== Work instructions ==
Copy out every line of these items word for word, but leave the pictures out.

Element location listings:
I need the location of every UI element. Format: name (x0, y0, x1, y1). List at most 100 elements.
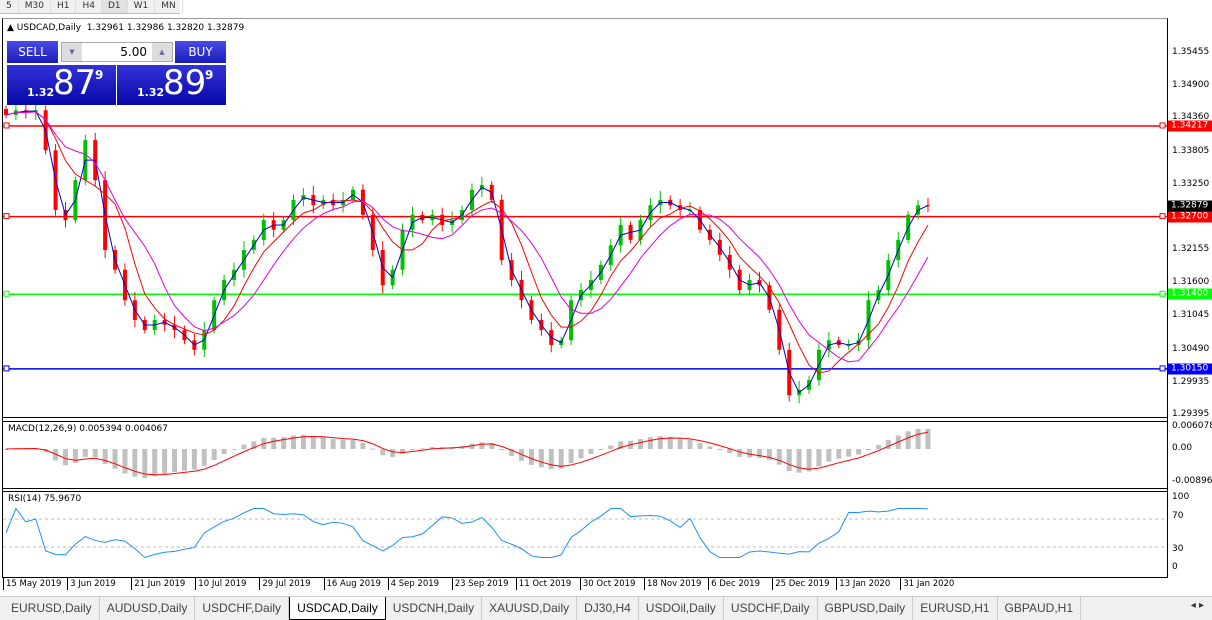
lot-size-input[interactable]: 5.00 (120, 45, 147, 59)
date-axis-label: 23 Sep 2019 (451, 578, 509, 590)
buy-price-fraction: 9 (205, 68, 214, 82)
macd-axis-label: -0.008965 (1172, 476, 1212, 486)
macd-histogram-bar (786, 449, 792, 471)
macd-histogram-bar (271, 437, 277, 449)
price-axis-label: 1.29935 (1172, 376, 1210, 387)
macd-histogram-bar (380, 449, 386, 456)
one-click-trading-panel: SELL ▼ 5.00 ▲ BUY 1.32 87 9 1.32 89 9 (6, 40, 227, 105)
macd-histogram-bar (241, 444, 247, 449)
buy-button[interactable]: BUY (175, 41, 226, 63)
chart-tab[interactable]: XAUUSD,Daily (482, 597, 578, 620)
chart-tab[interactable]: USDOil,Daily (639, 597, 724, 620)
macd-histogram-bar (766, 449, 772, 461)
rsi-label: RSI(14) 75.9670 (8, 494, 82, 504)
chart-tab[interactable]: DJ30,H4 (577, 597, 639, 620)
symbol-label: USDCAD,Daily (16, 23, 82, 33)
price-chart[interactable] (3, 19, 1167, 418)
macd-histogram-bar (400, 449, 406, 454)
buy-price[interactable]: 1.32 89 9 (117, 63, 226, 105)
macd-histogram-bar (390, 449, 396, 458)
rsi-axis-label: 30 (1172, 544, 1184, 554)
collapse-triangle-icon[interactable]: ▲ (7, 23, 14, 33)
macd-histogram-bar (281, 437, 287, 449)
macd-histogram-bar (132, 449, 138, 477)
price-axis-label: 1.30490 (1172, 343, 1210, 354)
macd-histogram-bar (866, 449, 872, 450)
macd-histogram-bar (756, 449, 762, 458)
macd-axis-label: 0.00 (1172, 443, 1193, 453)
rsi-pane[interactable] (3, 491, 1167, 577)
level-handle-icon[interactable] (1159, 290, 1166, 297)
date-axis-label: 13 Jan 2020 (836, 578, 890, 590)
price-axis-label: 1.29395 (1172, 409, 1210, 419)
macd-pane[interactable] (3, 421, 1167, 489)
timeframe-5[interactable]: 5 (0, 0, 19, 13)
price-axis-label: 1.35455 (1172, 47, 1210, 57)
level-handle-icon[interactable] (1159, 213, 1166, 220)
level-handle-icon[interactable] (1159, 122, 1166, 129)
macd-histogram-bar (816, 449, 822, 467)
chart-tab[interactable]: EURUSD,H1 (913, 597, 998, 620)
chart-tab[interactable]: GBPAUD,H1 (998, 597, 1082, 620)
macd-histogram-bar (162, 449, 168, 475)
timeframe-H1[interactable]: H1 (51, 0, 77, 13)
macd-histogram-bar (300, 434, 306, 449)
timeframe-D1[interactable]: D1 (101, 0, 128, 13)
chart-tab[interactable]: EURUSD,Daily (4, 597, 100, 620)
chart-tab[interactable]: AUDUSD,Daily (100, 597, 196, 620)
scroll-right-icon[interactable]: ▸ (1198, 600, 1204, 611)
macd-histogram-bar (578, 449, 584, 459)
medium-moving-average (5, 111, 929, 374)
rsi-line (5, 507, 929, 559)
lot-size-stepper[interactable]: ▼ 5.00 ▲ (61, 42, 173, 62)
macd-histogram-bar (657, 436, 663, 449)
chart-tab[interactable]: USDCHF,Daily (195, 597, 290, 620)
macd-histogram-bar (885, 439, 891, 449)
macd-histogram-bar (43, 449, 49, 453)
level-handle-icon[interactable] (3, 213, 10, 220)
price-axis-label: 1.32155 (1172, 244, 1210, 255)
chart-tab[interactable]: GBPUSD,Daily (818, 597, 914, 620)
macd-histogram-bar (915, 429, 921, 449)
macd-histogram-bar (806, 449, 812, 472)
level-handle-icon[interactable] (3, 290, 10, 297)
sell-price[interactable]: 1.32 87 9 (7, 63, 116, 105)
scroll-left-icon[interactable]: ◂ (1190, 600, 1196, 611)
macd-histogram-bar (905, 431, 911, 449)
decrease-lot-icon[interactable]: ▼ (62, 43, 82, 61)
macd-histogram-bar (697, 443, 703, 449)
date-axis-label: 10 Jul 2019 (195, 578, 246, 590)
level-handle-icon[interactable] (3, 365, 10, 372)
sell-button[interactable]: SELL (7, 41, 58, 63)
price-axis-label: 1.34360 (1172, 112, 1210, 123)
macd-histogram-bar (191, 449, 197, 470)
macd-histogram-bar (568, 449, 574, 464)
timeframe-MN[interactable]: MN (155, 0, 183, 13)
rsi-axis-label: 70 (1172, 511, 1184, 521)
level-handle-icon[interactable] (1159, 365, 1166, 372)
chart-tab[interactable]: USDCHF,Daily (724, 597, 818, 620)
timeframe-W1[interactable]: W1 (128, 0, 156, 13)
macd-histogram-bar (836, 449, 842, 459)
macd-histogram-bar (3, 449, 9, 450)
macd-histogram-bar (677, 438, 683, 449)
macd-histogram-bar (717, 449, 723, 450)
chart-tab[interactable]: USDCNH,Daily (386, 597, 483, 620)
level-handle-icon[interactable] (3, 122, 10, 129)
macd-histogram-bar (62, 449, 68, 466)
macd-histogram-bar (360, 443, 366, 449)
chart-tab[interactable]: USDCAD,Daily (289, 597, 386, 620)
increase-lot-icon[interactable]: ▲ (152, 43, 172, 61)
macd-histogram-bar (737, 449, 743, 457)
buy-price-prefix: 1.32 (137, 86, 165, 99)
macd-histogram-bar (747, 449, 753, 458)
tab-scroll[interactable]: ◂ ▸ (1191, 600, 1204, 611)
timeframe-H4[interactable]: H4 (76, 0, 102, 13)
macd-signal-line (5, 431, 929, 476)
timeframe-M30[interactable]: M30 (19, 0, 51, 13)
sell-price-prefix: 1.32 (27, 86, 55, 99)
macd-histogram-bar (489, 443, 495, 449)
macd-histogram-bar (479, 442, 485, 449)
date-axis-label: 31 Jan 2020 (900, 578, 954, 590)
date-axis-label: 29 Jul 2019 (259, 578, 311, 590)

== Task response ==
I need the location of every UI element. Format: name (x0, y0, x1, y1). List at most 100 elements.
lot-size-input[interactable]: 5.00 (120, 45, 147, 59)
date-axis-label: 23 Sep 2019 (451, 578, 509, 590)
buy-price-fraction: 9 (205, 68, 214, 82)
macd-axis-label: -0.008965 (1172, 476, 1212, 486)
macd-histogram-bar (786, 449, 792, 471)
macd-histogram-bar (271, 437, 277, 449)
price-axis-label: 1.29935 (1172, 376, 1210, 387)
macd-histogram-bar (380, 449, 386, 456)
one-click-trading-panel: SELL ▼ 5.00 ▲ BUY 1.32 87 9 1.32 89 9 (6, 40, 227, 105)
macd-histogram-bar (241, 444, 247, 449)
buy-button[interactable]: BUY (175, 41, 226, 63)
chart-tab[interactable]: XAUUSD,Daily (482, 597, 578, 620)
chart-tab[interactable]: USDOil,Daily (639, 597, 724, 620)
macd-histogram-bar (766, 449, 772, 461)
rsi-label: RSI(14) 75.9670 (8, 494, 82, 504)
chart-tab[interactable]: DJ30,H4 (577, 597, 639, 620)
symbol-label: USDCAD,Daily (16, 23, 82, 33)
price-chart[interactable] (3, 19, 1167, 418)
macd-histogram-bar (400, 449, 406, 454)
buy-price[interactable]: 1.32 89 9 (117, 63, 226, 105)
macd-histogram-bar (390, 449, 396, 458)
rsi-axis-label: 30 (1172, 544, 1184, 554)
collapse-triangle-icon[interactable]: ▲ (7, 23, 14, 33)
macd-histogram-bar (281, 437, 287, 449)
macd-histogram-bar (132, 449, 138, 477)
price-axis-label: 1.30490 (1172, 343, 1210, 354)
macd-histogram-bar (866, 449, 872, 450)
macd-histogram-bar (756, 449, 762, 458)
macd-axis-label: 0.00 (1172, 443, 1193, 453)
rsi-pane[interactable] (3, 491, 1167, 577)
level-handle-icon[interactable] (1159, 290, 1166, 297)
date-axis-label: 13 Jan 2020 (836, 578, 890, 590)
price-axis-label: 1.29395 (1172, 409, 1210, 419)
macd-pane[interactable] (3, 421, 1167, 489)
timeframe-5[interactable]: 5 (0, 0, 19, 13)
price-axis-label: 1.35455 (1172, 47, 1210, 57)
level-handle-icon[interactable] (1159, 213, 1166, 220)
level-handle-icon[interactable] (1159, 122, 1166, 129)
macd-histogram-bar (816, 449, 822, 467)
chart-tab[interactable]: EURUSD,H1 (913, 597, 998, 620)
chart-tab[interactable]: GBPAUD,H1 (998, 597, 1082, 620)
macd-histogram-bar (162, 449, 168, 475)
timeframe-H1[interactable]: H1 (51, 0, 77, 13)
macd-histogram-bar (300, 434, 306, 449)
timeframe-D1[interactable]: D1 (101, 0, 128, 13)
chart-tab[interactable]: EURUSD,Daily (4, 597, 100, 620)
chart-tab[interactable]: AUDUSD,Daily (100, 597, 196, 620)
scroll-right-icon[interactable]: ▸ (1198, 600, 1204, 611)
macd-histogram-bar (578, 449, 584, 459)
medium-moving-average (5, 111, 929, 374)
rsi-line (5, 507, 929, 559)
lot-size-stepper[interactable]: ▼ 5.00 ▲ (61, 42, 173, 62)
macd-histogram-bar (657, 436, 663, 449)
chart-tab[interactable]: USDCHF,Daily (195, 597, 290, 620)
macd-histogram-bar (885, 439, 891, 449)
macd-histogram-bar (43, 449, 49, 453)
level-handle-icon[interactable] (3, 213, 10, 220)
price-axis-label: 1.32155 (1172, 244, 1210, 255)
chart-tab[interactable]: GBPUSD,Daily (818, 597, 914, 620)
macd-histogram-bar (915, 429, 921, 449)
macd-histogram-bar (806, 449, 812, 472)
level-handle-icon[interactable] (3, 290, 10, 297)
sell-price[interactable]: 1.32 87 9 (7, 63, 116, 105)
scroll-left-icon[interactable]: ◂ (1190, 600, 1196, 611)
macd-histogram-bar (905, 431, 911, 449)
decrease-lot-icon[interactable]: ▼ (62, 43, 82, 61)
macd-histogram-bar (697, 443, 703, 449)
date-axis-label: 10 Jul 2019 (195, 578, 246, 590)
level-handle-icon[interactable] (3, 365, 10, 372)
sell-button[interactable]: SELL (7, 41, 58, 63)
price-axis-label: 1.34360 (1172, 112, 1210, 123)
macd-histogram-bar (191, 449, 197, 470)
macd-histogram-bar (568, 449, 574, 464)
timeframe-MN[interactable]: MN (155, 0, 183, 13)
rsi-axis-label: 70 (1172, 511, 1184, 521)
level-handle-icon[interactable] (1159, 365, 1166, 372)
chart-tab[interactable]: USDCHF,Daily (724, 597, 818, 620)
timeframe-W1[interactable]: W1 (128, 0, 156, 13)
macd-histogram-bar (836, 449, 842, 459)
macd-histogram-bar (3, 449, 9, 450)
macd-histogram-bar (677, 438, 683, 449)
macd-histogram-bar (717, 449, 723, 450)
chart-tab[interactable]: USDCNH,Daily (386, 597, 483, 620)
level-handle-icon[interactable] (3, 122, 10, 129)
macd-histogram-bar (62, 449, 68, 466)
macd-histogram-bar (360, 443, 366, 449)
chart-tab[interactable]: USDCAD,Daily (289, 597, 386, 620)
increase-lot-icon[interactable]: ▲ (152, 43, 172, 61)
macd-histogram-bar (737, 449, 743, 457)
buy-price-prefix: 1.32 (137, 86, 165, 99)
macd-histogram-bar (747, 449, 753, 458)
tab-scroll[interactable]: ◂ ▸ (1191, 600, 1204, 611)
timeframe-H4[interactable]: H4 (76, 0, 102, 13)
macd-signal-line (5, 431, 929, 476)
timeframe-M30[interactable]: M30 (19, 0, 51, 13)
sell-price-prefix: 1.32 (27, 86, 55, 99)
macd-histogram-bar (489, 443, 495, 449)
macd-histogram-bar (479, 442, 485, 449)
date-axis-label: 31 Jan 2020 (900, 578, 954, 590)
date-axis-label: 29 Jul 2019 (259, 578, 311, 590)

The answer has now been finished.